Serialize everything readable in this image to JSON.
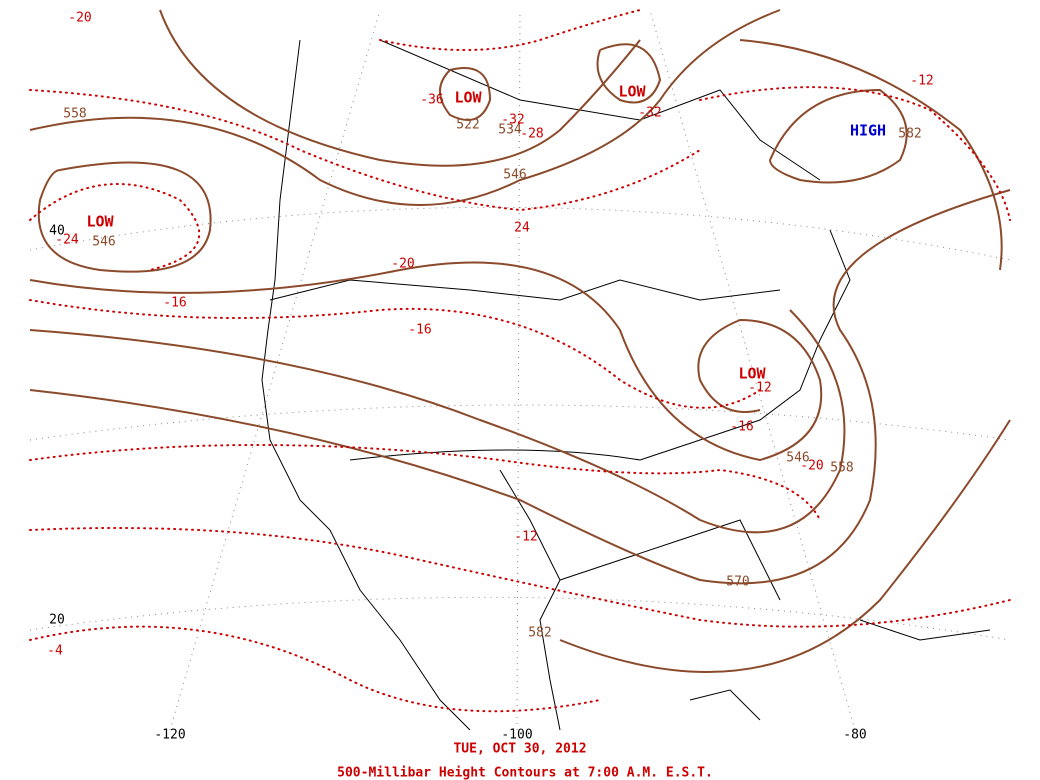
{
  "caption": {
    "date": "TUE, OCT 30, 2012",
    "title": "500-Millibar Height Contours at 7:00 A.M. E.S.T."
  },
  "longitude_labels": [
    "-120",
    "-100",
    "-80"
  ],
  "latitude_labels": [
    "40",
    "20"
  ],
  "pressure_centers": [
    "LOW",
    "LOW",
    "LOW",
    "LOW",
    "HIGH"
  ],
  "height_labels": [
    "558",
    "546",
    "522",
    "534",
    "546",
    "546",
    "558",
    "570",
    "582",
    "582"
  ],
  "temperature_labels": [
    "-20",
    "-36",
    "-32",
    "-32",
    "-28",
    "-24",
    "24",
    "-20",
    "-16",
    "-16",
    "-12",
    "-16",
    "-20",
    "-12",
    "-12",
    "-4"
  ]
}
##########
Exclude the pictures, and transcribe all of the material exactly.

Serialize everything readable in this image to JSON.
{
  "caption": {
    "date": "TUE, OCT 30, 2012",
    "title": "500-Millibar Height Contours at 7:00 A.M. E.S.T."
  },
  "longitude_labels": [
    "-120",
    "-100",
    "-80"
  ],
  "latitude_labels": [
    "40",
    "20"
  ],
  "pressure_centers": [
    "LOW",
    "LOW",
    "LOW",
    "LOW",
    "HIGH"
  ],
  "height_labels": [
    "558",
    "546",
    "522",
    "534",
    "546",
    "546",
    "558",
    "570",
    "582",
    "582"
  ],
  "temperature_labels": [
    "-20",
    "-36",
    "-32",
    "-32",
    "-28",
    "-24",
    "24",
    "-20",
    "-16",
    "-16",
    "-12",
    "-16",
    "-20",
    "-12",
    "-12",
    "-4"
  ]
}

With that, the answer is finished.